WORK TO DO = Repeat the data below exactly, dropping any pictures it holds.

SUPPLIED RECORDS =
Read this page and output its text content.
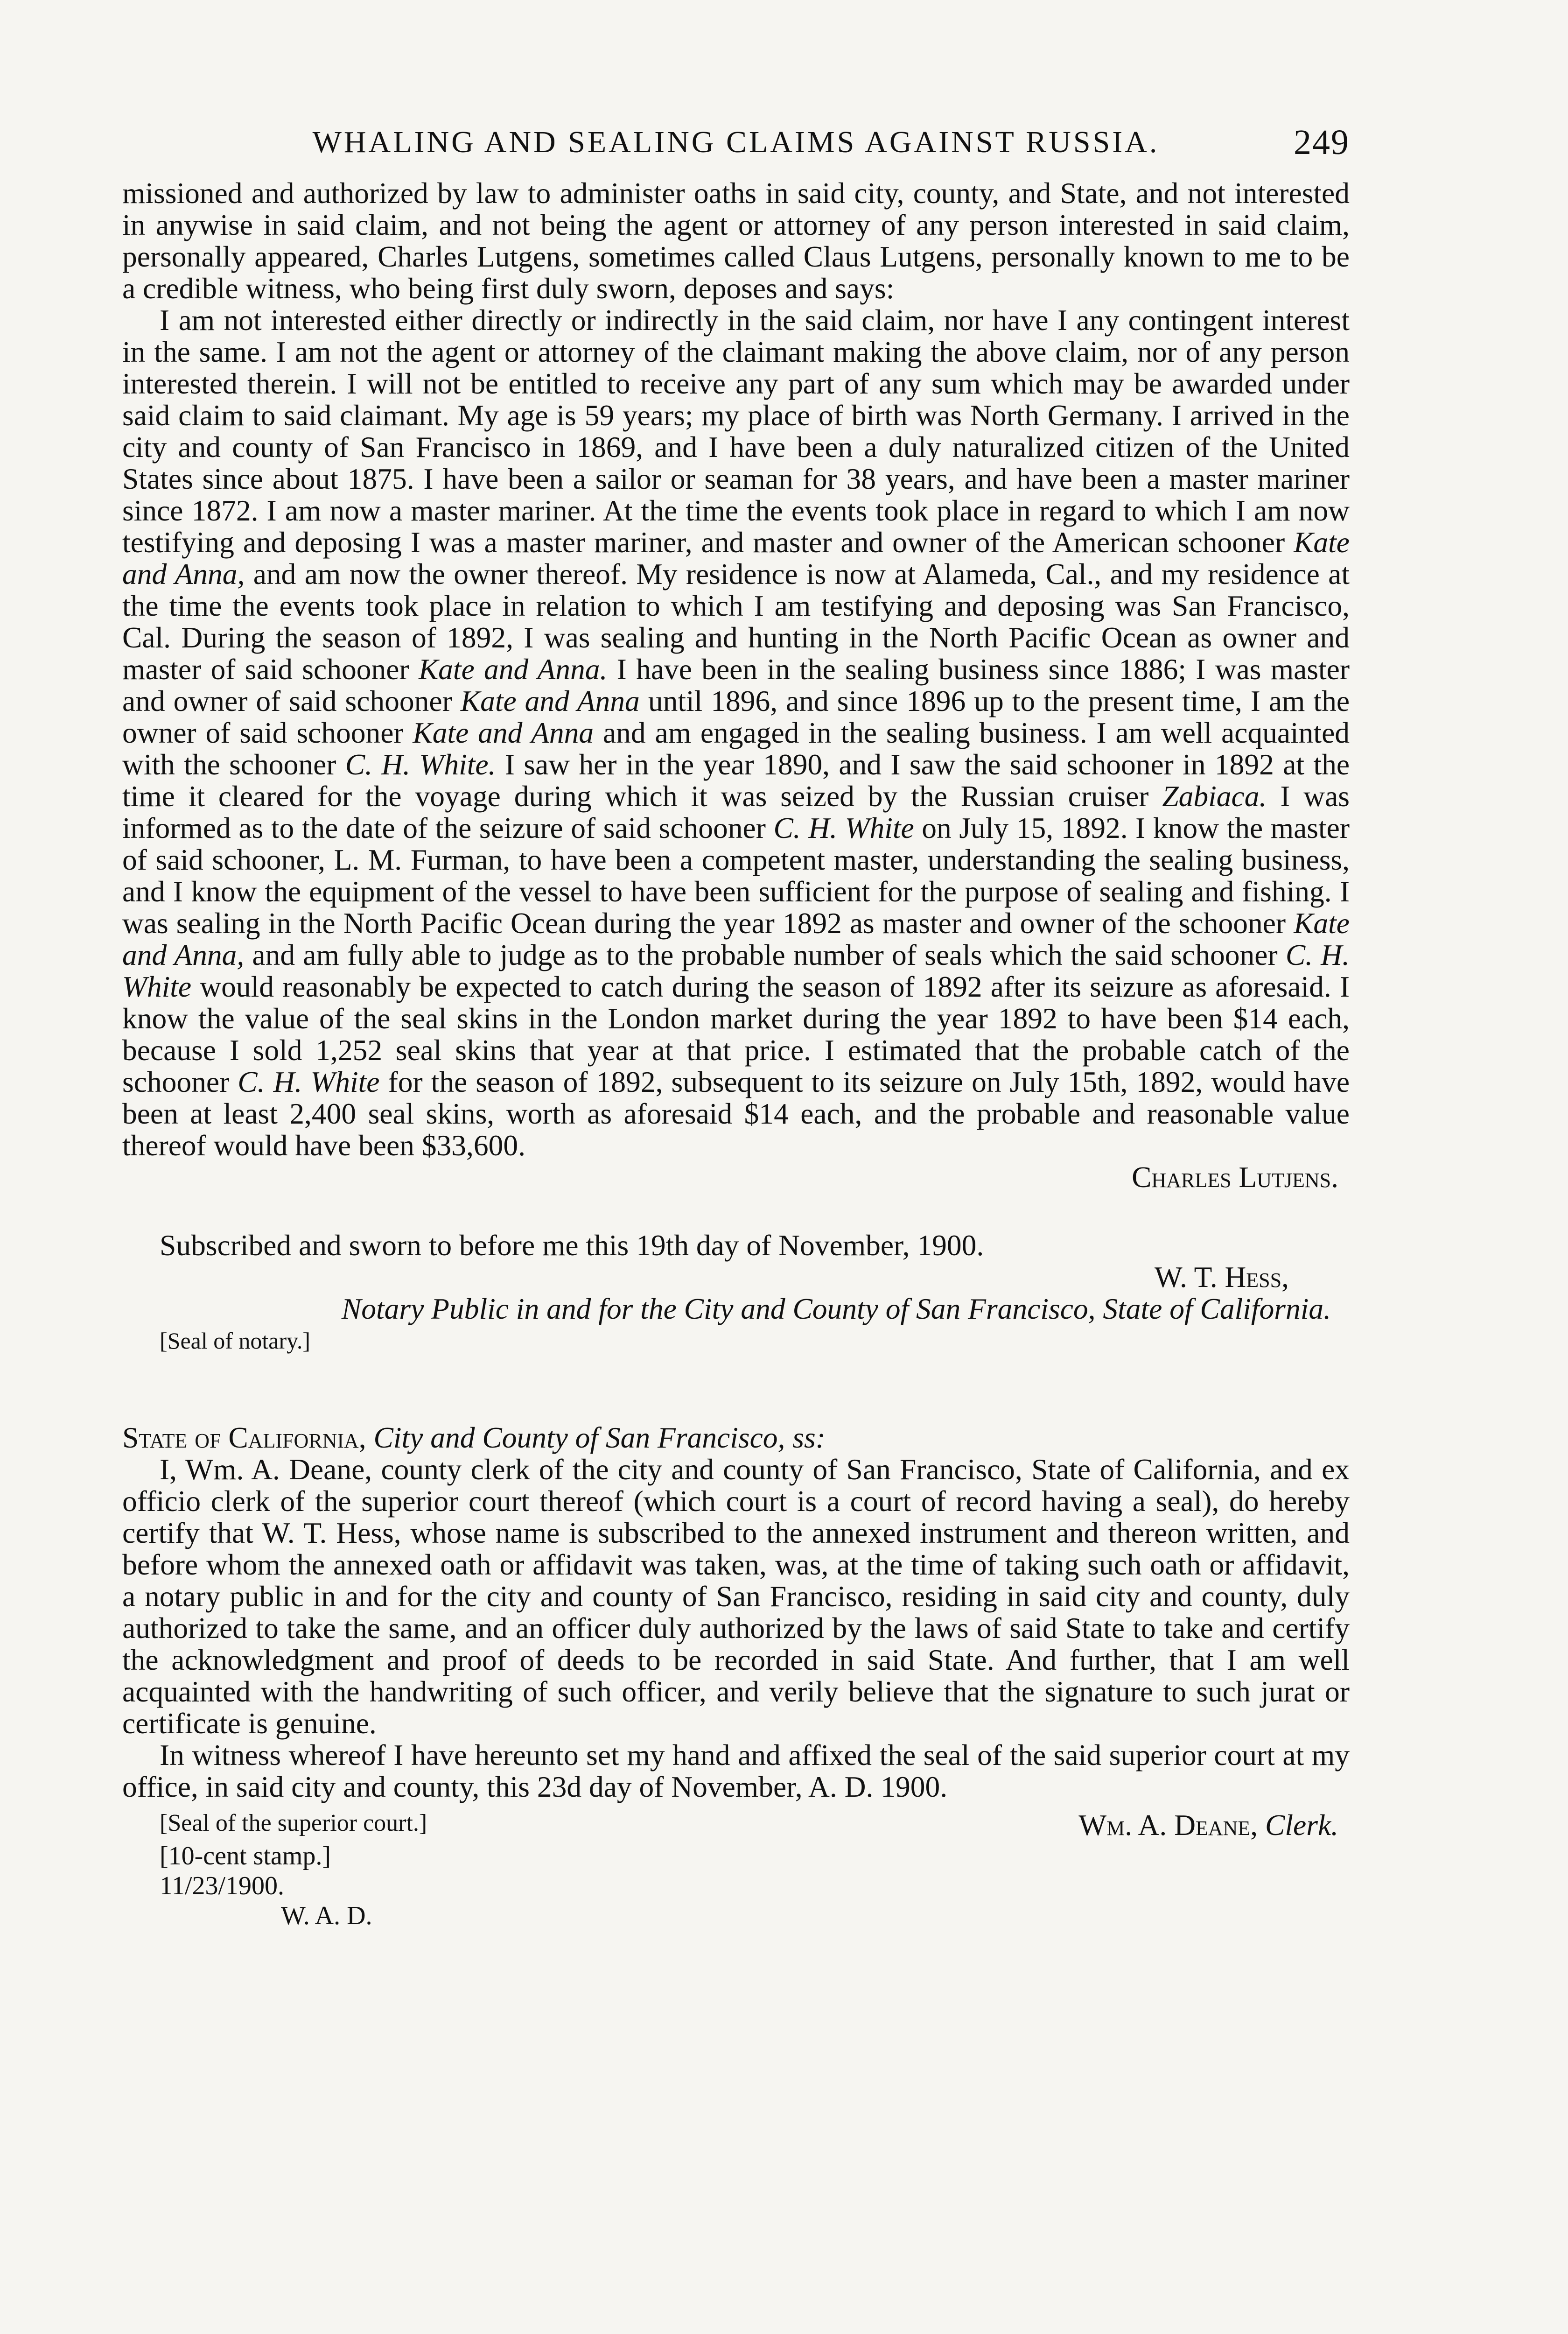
WHALING AND SEALING CLAIMS AGAINST RUSSIA.	249

missioned and authorized by law to administer oaths in said city, county, and State, and not interested in anywise in said claim, and not being the agent or attorney of any person interested in said claim, personally appeared, Charles Lutgens, sometimes called Claus Lutgens, personally known to me to be a credible witness, who being first duly sworn, deposes and says:

I am not interested either directly or indirectly in the said claim, nor have I any contingent interest in the same. I am not the agent or attorney of the claimant making the above claim, nor of any person interested therein. I will not be entitled to receive any part of any sum which may be awarded under said claim to said claimant. My age is 59 years; my place of birth was North Germany. I arrived in the city and county of San Francisco in 1869, and I have been a duly naturalized citizen of the United States since about 1875. I have been a sailor or seaman for 38 years, and have been a master mariner since 1872. I am now a master mariner. At the time the events took place in regard to which I am now testifying and deposing I was a master mariner, and master and owner of the American schooner Kate and Anna, and am now the owner thereof. My residence is now at Alameda, Cal., and my residence at the time the events took place in relation to which I am testifying and deposing was San Francisco, Cal. During the season of 1892, I was sealing and hunting in the North Pacific Ocean as owner and master of said schooner Kate and Anna. I have been in the sealing business since 1886; I was master and owner of said schooner Kate and Anna until 1896, and since 1896 up to the present time, I am the owner of said schooner Kate and Anna and am engaged in the sealing business. I am well acquainted with the schooner C. H. White. I saw her in the year 1890, and I saw the said schooner in 1892 at the time it cleared for the voyage during which it was seized by the Russian cruiser Zabiaca. I was informed as to the date of the seizure of said schooner C. H. White on July 15, 1892. I know the master of said schooner, L. M. Furman, to have been a competent master, understanding the sealing business, and I know the equipment of the vessel to have been sufficient for the purpose of sealing and fishing. I was sealing in the North Pacific Ocean during the year 1892 as master and owner of the schooner Kate and Anna, and am fully able to judge as to the probable number of seals which the said schooner C. H. White would reasonably be expected to catch during the season of 1892 after its seizure as aforesaid. I know the value of the seal skins in the London market during the year 1892 to have been $14 each, because I sold 1,252 seal skins that year at that price. I estimated that the probable catch of the schooner C. H. White for the season of 1892, subsequent to its seizure on July 15th, 1892, would have been at least 2,400 seal skins, worth as aforesaid $14 each, and the probable and reasonable value thereof would have been $33,600.

Charles Lutjens.

Subscribed and sworn to before me this 19th day of November, 1900.

W. T. Hess,

Notary Public in and for the City and County of San Francisco, State of California.

[Seal of notary.]

State of California, City and County of San Francisco, ss:

I, Wm. A. Deane, county clerk of the city and county of San Francisco, State of California, and ex officio clerk of the superior court thereof (which court is a court of record having a seal), do hereby certify that W. T. Hess, whose name is subscribed to the annexed instrument and thereon written, and before whom the annexed oath or affidavit was taken, was, at the time of taking such oath or affidavit, a notary public in and for the city and county of San Francisco, residing in said city and county, duly authorized to take the same, and an officer duly authorized by the laws of said State to take and certify the acknowledgment and proof of deeds to be recorded in said State. And further, that I am well acquainted with the handwriting of such officer, and verily believe that the signature to such jurat or certificate is genuine.

In witness whereof I have hereunto set my hand and affixed the seal of the said superior court at my office, in said city and county, this 23d day of November, A. D. 1900.

[Seal of the superior court.]	Wm. A. Deane, Clerk.
[10-cent stamp.]
11/23/1900.
W. A. D.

EXERCISE ANSWER =
Read this page and output its text content.
WHALING AND SEALING CLAIMS AGAINST RUSSIA.	249

missioned and authorized by law to administer oaths in said city, county, and State, and not interested in anywise in said claim, and not being the agent or attorney of any person interested in said claim, personally appeared, Charles Lutgens, sometimes called Claus Lutgens, personally known to me to be a credible witness, who being first duly sworn, deposes and says:

I am not interested either directly or indirectly in the said claim, nor have I any contingent interest in the same. I am not the agent or attorney of the claimant making the above claim, nor of any person interested therein. I will not be entitled to receive any part of any sum which may be awarded under said claim to said claimant. My age is 59 years; my place of birth was North Germany. I arrived in the city and county of San Francisco in 1869, and I have been a duly naturalized citizen of the United States since about 1875. I have been a sailor or seaman for 38 years, and have been a master mariner since 1872. I am now a master mariner. At the time the events took place in regard to which I am now testifying and deposing I was a master mariner, and master and owner of the American schooner Kate and Anna, and am now the owner thereof. My residence is now at Alameda, Cal., and my residence at the time the events took place in relation to which I am testifying and deposing was San Francisco, Cal. During the season of 1892, I was sealing and hunting in the North Pacific Ocean as owner and master of said schooner Kate and Anna. I have been in the sealing business since 1886; I was master and owner of said schooner Kate and Anna until 1896, and since 1896 up to the present time, I am the owner of said schooner Kate and Anna and am engaged in the sealing business. I am well acquainted with the schooner C. H. White. I saw her in the year 1890, and I saw the said schooner in 1892 at the time it cleared for the voyage during which it was seized by the Russian cruiser Zabiaca. I was informed as to the date of the seizure of said schooner C. H. White on July 15, 1892. I know the master of said schooner, L. M. Furman, to have been a competent master, understanding the sealing business, and I know the equipment of the vessel to have been sufficient for the purpose of sealing and fishing. I was sealing in the North Pacific Ocean during the year 1892 as master and owner of the schooner Kate and Anna, and am fully able to judge as to the probable number of seals which the said schooner C. H. White would reasonably be expected to catch during the season of 1892 after its seizure as aforesaid. I know the value of the seal skins in the London market during the year 1892 to have been $14 each, because I sold 1,252 seal skins that year at that price. I estimated that the probable catch of the schooner C. H. White for the season of 1892, subsequent to its seizure on July 15th, 1892, would have been at least 2,400 seal skins, worth as aforesaid $14 each, and the probable and reasonable value thereof would have been $33,600.

Charles Lutjens.

Subscribed and sworn to before me this 19th day of November, 1900.

W. T. Hess,

Notary Public in and for the City and County of San Francisco, State of California.

[Seal of notary.]

State of California, City and County of San Francisco, ss:

I, Wm. A. Deane, county clerk of the city and county of San Francisco, State of California, and ex officio clerk of the superior court thereof (which court is a court of record having a seal), do hereby certify that W. T. Hess, whose name is subscribed to the annexed instrument and thereon written, and before whom the annexed oath or affidavit was taken, was, at the time of taking such oath or affidavit, a notary public in and for the city and county of San Francisco, residing in said city and county, duly authorized to take the same, and an officer duly authorized by the laws of said State to take and certify the acknowledgment and proof of deeds to be recorded in said State. And further, that I am well acquainted with the handwriting of such officer, and verily believe that the signature to such jurat or certificate is genuine.

In witness whereof I have hereunto set my hand and affixed the seal of the said superior court at my office, in said city and county, this 23d day of November, A. D. 1900.

[Seal of the superior court.]	Wm. A. Deane, Clerk.
[10-cent stamp.]
11/23/1900.
W. A. D.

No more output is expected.